EXTRACT =
+--
There are two types of DBMS JDBC driver recognized by Data Studio:
The two JDBC configuration files, datadirectJdbc.json and customJdbc.json, can be copied into same directory as server.properties (i.e. the installation root directory) and modified in order to customize the driver's connection parameters. These configuration files provide the Data Studio UI with information about the JDBC drivers and the format (and properties) required to build a valid connection string for each DBMS. Drivers that have not been configured in either of these files will require the user to enter a custom connection string when they create an external system that uses the driver.
Changes made to customJdbc.json are retained when the Data Studio is upgraded.
Data Studio includes drivers that allow you connect to a wide range of external systems.
A wide range of JDBC drivers are included in the Data Studio deployment.
You can also download and deploy your own JDBC (Java Database Connectivity) driver, which must be a type 4 driver and be supported by Java 8. Once a custom driver is deployed, you will be able to create and manage External system connections just as you do with the native drivers. To deploy a custom driver:
The following Progress DataDirect drivers are bundled with Data Studio and can be used by any customer with the appropriate licensing add-on:
DBMS name | Driver file name |
---|---|
Amazon Redshift | DSredshift.jar |
Apache Hive
|
DShive.jar |
Autonomous Rest Connector (REST API data sources) | DSautorest.jar |
Cassandra | DScassandra.jar |
DB2 | DSdb2.jar |
Google BigQuery | DSgooglebigquery.jar |
Greenplum
|
DSgreenplum.jar |
Informix | DSinformix.jar |
MongoDB | DSmongodb.jar |
Microsoft Dynamics 365 | DSdynamics365.jar |
MySql | DSmysql.jar |
Oracle | DSoracle.jar |
Oracle Eloqua | DSeloqua.jar |
Oracle Sales Cloud | DSoraclesalescloud.jar |
Oracle Service Cloud | DSrightnow.jar |
PostgreSQL | DSpostgresql.jar |
Progress OpenEdge | DSopenedgewp.jar |
Salesforce
|
DSsforce.jar |
Snowflake | DSsnowflake.jar |
Spark SQL | DSsparksql.jar |
SQL Server
|
DSsqlserver.jar |
Sybase | DSsybase.jar |
Full documentation for these drivers can be found on the Progress DataDirect Connectors site, under the relevant source.
+--
Extracted records

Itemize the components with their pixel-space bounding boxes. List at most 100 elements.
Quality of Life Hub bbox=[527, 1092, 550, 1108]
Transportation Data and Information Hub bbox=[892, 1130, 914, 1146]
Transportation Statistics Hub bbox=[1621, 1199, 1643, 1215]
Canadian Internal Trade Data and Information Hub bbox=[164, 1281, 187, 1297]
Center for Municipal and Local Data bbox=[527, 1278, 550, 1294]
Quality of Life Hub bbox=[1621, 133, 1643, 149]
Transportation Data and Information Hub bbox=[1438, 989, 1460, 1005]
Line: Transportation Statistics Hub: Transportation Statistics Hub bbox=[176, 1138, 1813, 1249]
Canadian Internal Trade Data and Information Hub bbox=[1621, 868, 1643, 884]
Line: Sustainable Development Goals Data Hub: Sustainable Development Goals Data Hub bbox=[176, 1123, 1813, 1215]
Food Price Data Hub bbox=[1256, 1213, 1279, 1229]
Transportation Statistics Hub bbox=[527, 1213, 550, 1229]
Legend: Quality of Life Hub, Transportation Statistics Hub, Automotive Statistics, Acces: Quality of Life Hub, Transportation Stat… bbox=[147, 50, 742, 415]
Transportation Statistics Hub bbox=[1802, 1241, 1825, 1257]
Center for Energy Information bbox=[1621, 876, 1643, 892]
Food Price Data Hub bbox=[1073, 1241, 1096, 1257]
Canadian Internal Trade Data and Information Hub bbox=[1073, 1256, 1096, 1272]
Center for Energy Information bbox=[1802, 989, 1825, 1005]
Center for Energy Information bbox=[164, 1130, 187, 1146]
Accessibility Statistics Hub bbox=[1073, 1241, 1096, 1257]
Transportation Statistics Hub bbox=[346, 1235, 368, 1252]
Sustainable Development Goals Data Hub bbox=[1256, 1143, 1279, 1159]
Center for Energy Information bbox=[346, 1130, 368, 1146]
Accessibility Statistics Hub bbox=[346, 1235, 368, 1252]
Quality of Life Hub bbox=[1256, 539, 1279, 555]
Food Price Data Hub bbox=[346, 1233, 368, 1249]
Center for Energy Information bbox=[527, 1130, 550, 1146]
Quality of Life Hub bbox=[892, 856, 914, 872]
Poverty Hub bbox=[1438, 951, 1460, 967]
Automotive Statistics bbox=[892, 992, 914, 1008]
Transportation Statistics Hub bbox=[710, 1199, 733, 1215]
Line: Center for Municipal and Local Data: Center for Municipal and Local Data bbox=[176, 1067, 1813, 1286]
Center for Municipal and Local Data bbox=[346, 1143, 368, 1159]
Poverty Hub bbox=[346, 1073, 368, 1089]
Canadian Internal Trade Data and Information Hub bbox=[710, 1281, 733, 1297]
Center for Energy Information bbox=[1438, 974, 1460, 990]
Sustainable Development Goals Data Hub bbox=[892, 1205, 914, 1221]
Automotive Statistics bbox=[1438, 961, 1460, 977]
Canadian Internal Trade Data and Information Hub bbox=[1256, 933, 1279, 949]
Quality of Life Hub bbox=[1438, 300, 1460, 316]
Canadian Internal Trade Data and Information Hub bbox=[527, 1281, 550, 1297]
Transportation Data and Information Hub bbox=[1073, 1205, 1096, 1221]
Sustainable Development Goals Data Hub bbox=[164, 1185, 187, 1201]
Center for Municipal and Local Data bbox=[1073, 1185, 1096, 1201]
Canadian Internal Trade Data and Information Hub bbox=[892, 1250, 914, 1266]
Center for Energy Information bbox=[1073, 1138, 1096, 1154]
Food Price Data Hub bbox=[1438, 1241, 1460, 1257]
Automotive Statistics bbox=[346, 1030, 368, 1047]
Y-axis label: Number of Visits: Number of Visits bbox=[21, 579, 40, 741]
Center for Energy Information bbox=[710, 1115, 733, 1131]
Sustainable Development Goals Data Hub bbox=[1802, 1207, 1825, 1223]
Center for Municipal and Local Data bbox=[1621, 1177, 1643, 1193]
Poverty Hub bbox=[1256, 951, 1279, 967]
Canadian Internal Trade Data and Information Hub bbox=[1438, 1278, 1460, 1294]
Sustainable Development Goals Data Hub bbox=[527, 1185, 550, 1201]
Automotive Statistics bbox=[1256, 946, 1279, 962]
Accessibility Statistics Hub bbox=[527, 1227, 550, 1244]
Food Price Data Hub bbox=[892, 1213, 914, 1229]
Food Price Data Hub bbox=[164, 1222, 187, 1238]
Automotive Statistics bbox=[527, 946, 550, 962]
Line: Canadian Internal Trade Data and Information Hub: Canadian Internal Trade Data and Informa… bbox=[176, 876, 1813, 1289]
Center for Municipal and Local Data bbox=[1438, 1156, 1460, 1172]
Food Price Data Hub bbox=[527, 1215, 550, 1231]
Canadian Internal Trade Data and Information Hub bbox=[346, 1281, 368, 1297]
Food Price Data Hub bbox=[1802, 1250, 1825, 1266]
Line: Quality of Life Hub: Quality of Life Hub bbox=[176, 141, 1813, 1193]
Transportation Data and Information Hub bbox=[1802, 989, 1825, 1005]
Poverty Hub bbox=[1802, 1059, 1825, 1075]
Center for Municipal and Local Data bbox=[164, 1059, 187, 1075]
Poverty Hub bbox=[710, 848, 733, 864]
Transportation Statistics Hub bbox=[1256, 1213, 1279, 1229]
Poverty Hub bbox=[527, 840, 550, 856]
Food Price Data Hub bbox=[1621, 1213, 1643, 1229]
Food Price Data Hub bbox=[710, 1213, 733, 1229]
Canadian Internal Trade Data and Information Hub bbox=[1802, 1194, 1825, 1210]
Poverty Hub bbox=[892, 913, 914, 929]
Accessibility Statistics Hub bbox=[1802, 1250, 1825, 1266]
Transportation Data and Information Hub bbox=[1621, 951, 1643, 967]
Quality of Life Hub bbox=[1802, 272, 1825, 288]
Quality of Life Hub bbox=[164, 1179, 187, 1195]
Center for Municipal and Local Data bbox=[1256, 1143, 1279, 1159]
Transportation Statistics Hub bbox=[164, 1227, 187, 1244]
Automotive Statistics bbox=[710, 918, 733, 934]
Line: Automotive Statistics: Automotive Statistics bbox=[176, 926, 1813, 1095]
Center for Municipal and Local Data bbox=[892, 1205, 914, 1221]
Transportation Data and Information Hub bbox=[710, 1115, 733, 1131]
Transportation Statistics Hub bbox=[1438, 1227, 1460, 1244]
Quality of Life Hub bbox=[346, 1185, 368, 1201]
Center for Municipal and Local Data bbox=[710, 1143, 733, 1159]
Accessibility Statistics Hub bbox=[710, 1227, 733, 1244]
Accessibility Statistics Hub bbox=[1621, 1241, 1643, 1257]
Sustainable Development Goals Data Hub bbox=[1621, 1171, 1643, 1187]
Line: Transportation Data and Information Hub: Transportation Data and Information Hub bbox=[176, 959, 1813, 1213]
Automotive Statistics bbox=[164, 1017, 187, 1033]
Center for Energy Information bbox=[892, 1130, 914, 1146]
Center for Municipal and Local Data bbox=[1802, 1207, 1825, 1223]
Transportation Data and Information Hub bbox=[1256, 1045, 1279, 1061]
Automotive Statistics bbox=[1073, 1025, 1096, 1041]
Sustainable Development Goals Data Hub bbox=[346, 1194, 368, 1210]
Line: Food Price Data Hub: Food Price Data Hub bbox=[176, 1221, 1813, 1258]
+--
YOUR OBJECTIVE =
According to the Data Studio driver page, which configuration file keeps its changes when Data Studio is upgraded?

RESULT BELOW =
customJdbc.json